Provided data

******

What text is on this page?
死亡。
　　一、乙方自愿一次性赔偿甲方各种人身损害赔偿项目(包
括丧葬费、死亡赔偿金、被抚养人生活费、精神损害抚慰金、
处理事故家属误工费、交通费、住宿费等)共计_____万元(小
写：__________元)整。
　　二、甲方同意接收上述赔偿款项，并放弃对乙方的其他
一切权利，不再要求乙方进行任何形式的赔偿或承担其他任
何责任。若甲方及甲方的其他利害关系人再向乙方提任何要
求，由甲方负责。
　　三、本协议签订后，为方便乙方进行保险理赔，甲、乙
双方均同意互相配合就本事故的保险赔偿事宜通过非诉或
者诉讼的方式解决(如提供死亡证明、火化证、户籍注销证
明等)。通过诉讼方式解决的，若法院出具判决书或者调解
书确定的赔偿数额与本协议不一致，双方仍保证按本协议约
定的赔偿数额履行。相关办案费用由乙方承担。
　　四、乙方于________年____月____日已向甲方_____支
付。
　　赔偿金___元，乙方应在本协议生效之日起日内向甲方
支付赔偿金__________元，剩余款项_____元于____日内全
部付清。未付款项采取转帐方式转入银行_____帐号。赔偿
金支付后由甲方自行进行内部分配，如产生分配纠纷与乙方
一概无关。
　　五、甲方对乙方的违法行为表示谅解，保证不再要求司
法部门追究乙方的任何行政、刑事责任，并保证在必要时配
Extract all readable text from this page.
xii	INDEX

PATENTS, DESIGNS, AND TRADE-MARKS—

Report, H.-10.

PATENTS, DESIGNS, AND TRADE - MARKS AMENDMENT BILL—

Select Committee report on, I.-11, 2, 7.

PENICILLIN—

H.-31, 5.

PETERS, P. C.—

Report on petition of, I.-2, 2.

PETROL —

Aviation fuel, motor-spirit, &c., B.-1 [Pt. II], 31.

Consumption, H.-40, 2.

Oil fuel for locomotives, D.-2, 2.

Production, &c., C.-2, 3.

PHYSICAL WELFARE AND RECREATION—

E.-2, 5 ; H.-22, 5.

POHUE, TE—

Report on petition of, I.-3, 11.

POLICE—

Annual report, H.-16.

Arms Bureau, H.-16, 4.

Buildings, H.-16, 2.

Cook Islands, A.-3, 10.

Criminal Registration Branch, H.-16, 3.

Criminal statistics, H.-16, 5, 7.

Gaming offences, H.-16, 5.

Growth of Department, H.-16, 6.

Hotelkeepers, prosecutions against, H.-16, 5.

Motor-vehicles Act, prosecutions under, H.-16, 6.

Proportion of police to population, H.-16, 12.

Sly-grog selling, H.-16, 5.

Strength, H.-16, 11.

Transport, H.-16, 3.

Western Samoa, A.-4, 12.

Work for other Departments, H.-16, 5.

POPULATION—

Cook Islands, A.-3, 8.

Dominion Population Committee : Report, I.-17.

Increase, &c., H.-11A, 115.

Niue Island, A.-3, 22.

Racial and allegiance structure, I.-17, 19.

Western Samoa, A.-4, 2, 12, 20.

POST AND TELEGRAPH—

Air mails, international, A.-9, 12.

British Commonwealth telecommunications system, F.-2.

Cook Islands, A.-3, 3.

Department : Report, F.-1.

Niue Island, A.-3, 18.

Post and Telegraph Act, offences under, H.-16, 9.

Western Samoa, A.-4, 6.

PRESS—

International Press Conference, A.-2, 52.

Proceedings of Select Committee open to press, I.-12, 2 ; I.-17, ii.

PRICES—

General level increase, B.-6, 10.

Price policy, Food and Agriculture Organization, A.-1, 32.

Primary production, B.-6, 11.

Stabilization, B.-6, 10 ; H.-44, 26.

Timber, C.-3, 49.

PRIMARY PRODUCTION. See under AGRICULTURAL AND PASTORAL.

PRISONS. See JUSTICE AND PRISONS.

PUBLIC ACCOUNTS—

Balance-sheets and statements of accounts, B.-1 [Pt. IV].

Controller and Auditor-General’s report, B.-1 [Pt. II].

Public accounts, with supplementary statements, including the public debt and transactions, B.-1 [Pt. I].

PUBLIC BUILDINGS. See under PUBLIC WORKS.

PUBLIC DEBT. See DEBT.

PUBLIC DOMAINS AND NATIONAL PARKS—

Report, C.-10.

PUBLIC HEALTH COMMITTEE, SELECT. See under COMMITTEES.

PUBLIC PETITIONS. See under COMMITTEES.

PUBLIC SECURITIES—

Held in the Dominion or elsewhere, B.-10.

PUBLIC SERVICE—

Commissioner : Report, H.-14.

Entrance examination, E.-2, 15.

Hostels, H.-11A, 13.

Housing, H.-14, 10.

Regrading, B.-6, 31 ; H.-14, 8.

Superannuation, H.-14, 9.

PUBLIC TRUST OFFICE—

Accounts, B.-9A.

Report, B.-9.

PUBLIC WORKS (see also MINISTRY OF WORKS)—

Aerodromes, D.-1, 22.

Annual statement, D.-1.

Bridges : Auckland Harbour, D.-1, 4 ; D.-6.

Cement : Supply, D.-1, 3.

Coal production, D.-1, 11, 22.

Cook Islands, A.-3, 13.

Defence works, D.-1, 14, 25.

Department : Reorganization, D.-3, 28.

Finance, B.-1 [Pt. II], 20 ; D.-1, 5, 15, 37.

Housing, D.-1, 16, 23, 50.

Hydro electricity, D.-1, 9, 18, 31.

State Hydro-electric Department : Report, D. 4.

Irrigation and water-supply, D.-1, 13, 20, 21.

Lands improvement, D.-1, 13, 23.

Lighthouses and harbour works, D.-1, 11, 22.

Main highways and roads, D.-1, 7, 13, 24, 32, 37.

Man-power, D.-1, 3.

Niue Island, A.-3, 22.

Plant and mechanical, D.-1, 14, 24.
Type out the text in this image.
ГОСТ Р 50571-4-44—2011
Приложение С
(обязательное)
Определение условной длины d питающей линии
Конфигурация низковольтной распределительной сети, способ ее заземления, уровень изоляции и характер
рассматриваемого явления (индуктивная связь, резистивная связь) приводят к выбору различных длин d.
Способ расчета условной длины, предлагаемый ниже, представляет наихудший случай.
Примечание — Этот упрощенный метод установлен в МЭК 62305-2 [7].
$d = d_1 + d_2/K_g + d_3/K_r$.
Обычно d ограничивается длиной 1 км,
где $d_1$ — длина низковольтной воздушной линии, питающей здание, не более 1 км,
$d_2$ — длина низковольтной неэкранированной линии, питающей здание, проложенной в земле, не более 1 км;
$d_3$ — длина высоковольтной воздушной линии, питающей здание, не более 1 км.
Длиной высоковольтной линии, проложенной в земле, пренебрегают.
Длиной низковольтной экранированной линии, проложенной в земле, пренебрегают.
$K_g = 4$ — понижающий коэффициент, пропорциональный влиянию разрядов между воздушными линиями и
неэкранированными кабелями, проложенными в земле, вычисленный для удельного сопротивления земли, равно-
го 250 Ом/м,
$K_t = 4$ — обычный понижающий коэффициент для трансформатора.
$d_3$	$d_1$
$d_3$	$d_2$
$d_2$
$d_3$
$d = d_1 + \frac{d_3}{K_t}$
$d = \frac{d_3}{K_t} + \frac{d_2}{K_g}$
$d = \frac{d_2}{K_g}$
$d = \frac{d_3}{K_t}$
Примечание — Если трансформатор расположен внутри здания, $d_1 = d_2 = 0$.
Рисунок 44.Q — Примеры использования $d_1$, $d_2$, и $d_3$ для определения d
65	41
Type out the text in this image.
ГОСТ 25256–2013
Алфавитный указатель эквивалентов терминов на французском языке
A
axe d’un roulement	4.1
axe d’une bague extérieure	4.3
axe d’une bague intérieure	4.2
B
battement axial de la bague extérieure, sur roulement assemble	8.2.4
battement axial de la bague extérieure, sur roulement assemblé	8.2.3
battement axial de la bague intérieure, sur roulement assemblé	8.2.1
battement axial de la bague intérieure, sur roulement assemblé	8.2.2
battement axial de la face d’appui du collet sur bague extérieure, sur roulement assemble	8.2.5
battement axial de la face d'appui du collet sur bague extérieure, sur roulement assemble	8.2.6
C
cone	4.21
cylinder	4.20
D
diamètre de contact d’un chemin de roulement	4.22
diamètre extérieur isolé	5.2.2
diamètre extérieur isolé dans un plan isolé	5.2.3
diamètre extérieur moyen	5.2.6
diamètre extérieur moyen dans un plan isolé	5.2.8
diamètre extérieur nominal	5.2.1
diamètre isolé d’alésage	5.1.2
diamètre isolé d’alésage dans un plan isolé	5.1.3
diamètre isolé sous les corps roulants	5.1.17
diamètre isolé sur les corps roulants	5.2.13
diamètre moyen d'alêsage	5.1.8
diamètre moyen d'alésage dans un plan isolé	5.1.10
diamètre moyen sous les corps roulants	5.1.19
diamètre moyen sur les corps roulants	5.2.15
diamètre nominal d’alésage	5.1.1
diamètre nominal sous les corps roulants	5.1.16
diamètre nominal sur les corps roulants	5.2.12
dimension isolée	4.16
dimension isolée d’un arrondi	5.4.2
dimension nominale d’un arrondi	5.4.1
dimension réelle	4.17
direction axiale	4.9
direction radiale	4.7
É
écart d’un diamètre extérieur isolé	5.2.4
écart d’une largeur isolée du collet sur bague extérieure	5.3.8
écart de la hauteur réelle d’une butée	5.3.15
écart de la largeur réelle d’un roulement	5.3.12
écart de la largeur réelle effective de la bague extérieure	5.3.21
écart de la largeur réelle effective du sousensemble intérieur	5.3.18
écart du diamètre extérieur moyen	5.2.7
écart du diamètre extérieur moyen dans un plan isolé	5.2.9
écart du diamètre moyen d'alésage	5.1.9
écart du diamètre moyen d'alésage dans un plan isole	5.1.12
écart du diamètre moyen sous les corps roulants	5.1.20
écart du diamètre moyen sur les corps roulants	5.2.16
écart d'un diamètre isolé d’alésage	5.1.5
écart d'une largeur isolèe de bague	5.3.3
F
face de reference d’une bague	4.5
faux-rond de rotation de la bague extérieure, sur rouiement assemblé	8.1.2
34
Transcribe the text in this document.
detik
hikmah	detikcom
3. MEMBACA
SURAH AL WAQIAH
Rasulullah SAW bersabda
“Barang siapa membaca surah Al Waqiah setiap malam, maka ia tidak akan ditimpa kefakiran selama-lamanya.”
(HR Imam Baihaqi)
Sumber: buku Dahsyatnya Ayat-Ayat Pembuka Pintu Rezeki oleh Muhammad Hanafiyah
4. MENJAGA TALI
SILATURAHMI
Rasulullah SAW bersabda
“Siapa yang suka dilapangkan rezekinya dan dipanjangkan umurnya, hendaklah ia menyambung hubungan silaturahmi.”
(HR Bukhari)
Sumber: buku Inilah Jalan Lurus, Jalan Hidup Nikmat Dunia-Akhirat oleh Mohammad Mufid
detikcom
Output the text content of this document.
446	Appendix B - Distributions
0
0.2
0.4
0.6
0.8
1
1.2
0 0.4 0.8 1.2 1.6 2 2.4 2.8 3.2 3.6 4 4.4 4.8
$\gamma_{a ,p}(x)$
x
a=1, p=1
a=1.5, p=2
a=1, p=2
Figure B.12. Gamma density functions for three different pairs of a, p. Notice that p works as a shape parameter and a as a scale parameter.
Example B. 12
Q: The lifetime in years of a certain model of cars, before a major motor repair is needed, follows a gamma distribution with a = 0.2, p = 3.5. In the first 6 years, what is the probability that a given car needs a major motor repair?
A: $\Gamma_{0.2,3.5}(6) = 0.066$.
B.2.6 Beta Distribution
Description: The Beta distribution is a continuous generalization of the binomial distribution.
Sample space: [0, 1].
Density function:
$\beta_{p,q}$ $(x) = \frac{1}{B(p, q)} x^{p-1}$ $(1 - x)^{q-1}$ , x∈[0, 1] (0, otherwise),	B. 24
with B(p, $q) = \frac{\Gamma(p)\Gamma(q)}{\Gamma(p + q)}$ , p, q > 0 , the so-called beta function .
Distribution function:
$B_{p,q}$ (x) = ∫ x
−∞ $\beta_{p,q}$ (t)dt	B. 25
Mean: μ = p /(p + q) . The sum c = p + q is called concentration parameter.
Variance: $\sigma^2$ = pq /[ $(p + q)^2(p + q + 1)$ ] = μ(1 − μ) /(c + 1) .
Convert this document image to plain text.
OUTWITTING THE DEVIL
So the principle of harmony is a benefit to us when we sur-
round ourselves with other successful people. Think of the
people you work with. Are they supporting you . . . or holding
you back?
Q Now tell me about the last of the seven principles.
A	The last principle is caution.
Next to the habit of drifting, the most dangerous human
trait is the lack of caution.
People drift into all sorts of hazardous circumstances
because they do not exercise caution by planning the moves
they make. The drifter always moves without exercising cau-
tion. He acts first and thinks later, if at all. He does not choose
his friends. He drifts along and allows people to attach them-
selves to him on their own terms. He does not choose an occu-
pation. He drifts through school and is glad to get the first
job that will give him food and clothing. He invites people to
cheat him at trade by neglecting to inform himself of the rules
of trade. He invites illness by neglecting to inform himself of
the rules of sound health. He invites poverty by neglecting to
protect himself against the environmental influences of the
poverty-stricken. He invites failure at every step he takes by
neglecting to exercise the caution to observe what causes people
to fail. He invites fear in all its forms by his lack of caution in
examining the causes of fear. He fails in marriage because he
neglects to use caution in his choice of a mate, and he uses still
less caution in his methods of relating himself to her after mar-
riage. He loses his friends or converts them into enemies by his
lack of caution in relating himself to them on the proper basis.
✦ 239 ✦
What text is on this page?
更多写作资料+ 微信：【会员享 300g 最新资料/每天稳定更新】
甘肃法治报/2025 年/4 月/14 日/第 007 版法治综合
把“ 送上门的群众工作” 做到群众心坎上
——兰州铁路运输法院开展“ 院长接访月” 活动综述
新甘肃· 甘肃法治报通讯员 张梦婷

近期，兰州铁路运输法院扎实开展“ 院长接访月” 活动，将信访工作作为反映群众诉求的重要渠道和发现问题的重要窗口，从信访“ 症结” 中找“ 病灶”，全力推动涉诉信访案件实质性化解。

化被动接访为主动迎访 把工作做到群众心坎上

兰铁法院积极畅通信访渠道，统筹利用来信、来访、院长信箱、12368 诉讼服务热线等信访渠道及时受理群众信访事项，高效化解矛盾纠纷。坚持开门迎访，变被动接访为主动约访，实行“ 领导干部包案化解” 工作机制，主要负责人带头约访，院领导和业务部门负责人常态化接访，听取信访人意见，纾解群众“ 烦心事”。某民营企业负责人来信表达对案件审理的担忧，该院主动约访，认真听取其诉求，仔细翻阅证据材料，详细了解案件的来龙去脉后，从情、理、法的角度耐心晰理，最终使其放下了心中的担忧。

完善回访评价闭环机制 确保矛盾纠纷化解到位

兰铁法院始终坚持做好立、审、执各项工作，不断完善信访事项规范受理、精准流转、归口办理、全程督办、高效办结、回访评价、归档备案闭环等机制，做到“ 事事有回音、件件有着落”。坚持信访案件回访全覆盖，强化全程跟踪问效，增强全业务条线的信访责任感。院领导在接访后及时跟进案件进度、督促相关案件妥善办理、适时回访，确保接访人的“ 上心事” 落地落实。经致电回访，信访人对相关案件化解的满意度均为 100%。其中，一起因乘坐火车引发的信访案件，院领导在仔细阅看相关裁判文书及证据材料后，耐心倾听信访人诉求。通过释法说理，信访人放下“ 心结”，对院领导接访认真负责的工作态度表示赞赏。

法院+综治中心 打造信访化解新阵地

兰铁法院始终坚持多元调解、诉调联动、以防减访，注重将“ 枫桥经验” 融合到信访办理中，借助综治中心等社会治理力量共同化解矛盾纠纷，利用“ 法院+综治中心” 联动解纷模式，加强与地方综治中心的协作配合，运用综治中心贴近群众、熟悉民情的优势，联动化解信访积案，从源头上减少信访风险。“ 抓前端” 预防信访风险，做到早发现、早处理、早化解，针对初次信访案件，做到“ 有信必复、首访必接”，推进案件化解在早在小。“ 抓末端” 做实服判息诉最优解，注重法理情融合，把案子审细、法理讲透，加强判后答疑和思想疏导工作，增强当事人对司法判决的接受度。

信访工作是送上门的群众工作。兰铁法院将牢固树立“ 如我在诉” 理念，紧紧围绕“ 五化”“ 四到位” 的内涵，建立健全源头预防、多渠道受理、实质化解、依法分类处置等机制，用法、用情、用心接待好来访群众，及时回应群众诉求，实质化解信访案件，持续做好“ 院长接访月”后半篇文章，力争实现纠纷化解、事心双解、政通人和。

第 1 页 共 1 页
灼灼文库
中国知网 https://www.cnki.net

******

Your task is to collect every line above that contains the word "Samoa".

Final result
Western Samoa, A.-4, 12.
Western Samoa, A.-4, 2, 12, 20.
Western Samoa, A.-4, 6.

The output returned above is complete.